▸ **Saved data entries**:
☆ ☆ ☆
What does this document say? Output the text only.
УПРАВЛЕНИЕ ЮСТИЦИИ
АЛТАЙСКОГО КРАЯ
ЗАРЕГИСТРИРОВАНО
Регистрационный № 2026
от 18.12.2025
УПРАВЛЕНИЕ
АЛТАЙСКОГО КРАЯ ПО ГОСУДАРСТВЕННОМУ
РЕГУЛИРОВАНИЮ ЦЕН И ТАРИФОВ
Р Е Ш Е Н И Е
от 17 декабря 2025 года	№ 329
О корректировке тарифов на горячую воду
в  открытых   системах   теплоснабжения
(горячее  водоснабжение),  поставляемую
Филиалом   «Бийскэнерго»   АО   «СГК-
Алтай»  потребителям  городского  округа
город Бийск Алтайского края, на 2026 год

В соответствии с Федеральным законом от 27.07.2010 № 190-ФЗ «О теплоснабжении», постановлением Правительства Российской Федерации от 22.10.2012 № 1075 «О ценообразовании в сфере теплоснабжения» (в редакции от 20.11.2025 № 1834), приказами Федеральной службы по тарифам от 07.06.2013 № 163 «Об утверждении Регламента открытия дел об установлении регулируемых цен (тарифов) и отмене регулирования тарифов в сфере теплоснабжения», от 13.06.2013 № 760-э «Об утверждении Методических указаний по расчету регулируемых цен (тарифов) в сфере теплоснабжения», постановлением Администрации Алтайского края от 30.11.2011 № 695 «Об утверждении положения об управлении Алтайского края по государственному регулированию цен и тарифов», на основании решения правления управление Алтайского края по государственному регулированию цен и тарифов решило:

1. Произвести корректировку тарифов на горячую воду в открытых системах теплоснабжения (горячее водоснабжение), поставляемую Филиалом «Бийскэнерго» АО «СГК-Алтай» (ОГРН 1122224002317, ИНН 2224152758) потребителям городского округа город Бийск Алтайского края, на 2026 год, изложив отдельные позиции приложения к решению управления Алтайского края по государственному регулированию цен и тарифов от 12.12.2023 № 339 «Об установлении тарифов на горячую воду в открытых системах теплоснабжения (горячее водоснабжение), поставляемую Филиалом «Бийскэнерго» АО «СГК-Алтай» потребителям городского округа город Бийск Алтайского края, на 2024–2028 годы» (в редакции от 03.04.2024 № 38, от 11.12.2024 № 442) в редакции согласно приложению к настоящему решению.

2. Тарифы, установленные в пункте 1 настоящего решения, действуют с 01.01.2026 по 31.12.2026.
☆ ☆ ☆
▸ **Given problem**:
Write the material out again word for word.

▸ **Solution below**:
What does this document say? Output the text only.
УПРАВЛЕНИЕ ЮСТИЦИИ
АЛТАЙСКОГО КРАЯ
ЗАРЕГИСТРИРОВАНО
Регистрационный № 2026
от 18.12.2025
УПРАВЛЕНИЕ
АЛТАЙСКОГО КРАЯ ПО ГОСУДАРСТВЕННОМУ
РЕГУЛИРОВАНИЮ ЦЕН И ТАРИФОВ
Р Е Ш Е Н И Е
от 17 декабря 2025 года	№ 329
О корректировке тарифов на горячую воду
в  открытых   системах   теплоснабжения
(горячее  водоснабжение),  поставляемую
Филиалом   «Бийскэнерго»   АО   «СГК-
Алтай»  потребителям  городского  округа
город Бийск Алтайского края, на 2026 год

В соответствии с Федеральным законом от 27.07.2010 № 190-ФЗ «О теплоснабжении», постановлением Правительства Российской Федерации от 22.10.2012 № 1075 «О ценообразовании в сфере теплоснабжения» (в редакции от 20.11.2025 № 1834), приказами Федеральной службы по тарифам от 07.06.2013 № 163 «Об утверждении Регламента открытия дел об установлении регулируемых цен (тарифов) и отмене регулирования тарифов в сфере теплоснабжения», от 13.06.2013 № 760-э «Об утверждении Методических указаний по расчету регулируемых цен (тарифов) в сфере теплоснабжения», постановлением Администрации Алтайского края от 30.11.2011 № 695 «Об утверждении положения об управлении Алтайского края по государственному регулированию цен и тарифов», на основании решения правления управление Алтайского края по государственному регулированию цен и тарифов решило:

1. Произвести корректировку тарифов на горячую воду в открытых системах теплоснабжения (горячее водоснабжение), поставляемую Филиалом «Бийскэнерго» АО «СГК-Алтай» (ОГРН 1122224002317, ИНН 2224152758) потребителям городского округа город Бийск Алтайского края, на 2026 год, изложив отдельные позиции приложения к решению управления Алтайского края по государственному регулированию цен и тарифов от 12.12.2023 № 339 «Об установлении тарифов на горячую воду в открытых системах теплоснабжения (горячее водоснабжение), поставляемую Филиалом «Бийскэнерго» АО «СГК-Алтай» потребителям городского округа город Бийск Алтайского края, на 2024–2028 годы» (в редакции от 03.04.2024 № 38, от 11.12.2024 № 442) в редакции согласно приложению к настоящему решению.

2. Тарифы, установленные в пункте 1 настоящего решения, действуют с 01.01.2026 по 31.12.2026.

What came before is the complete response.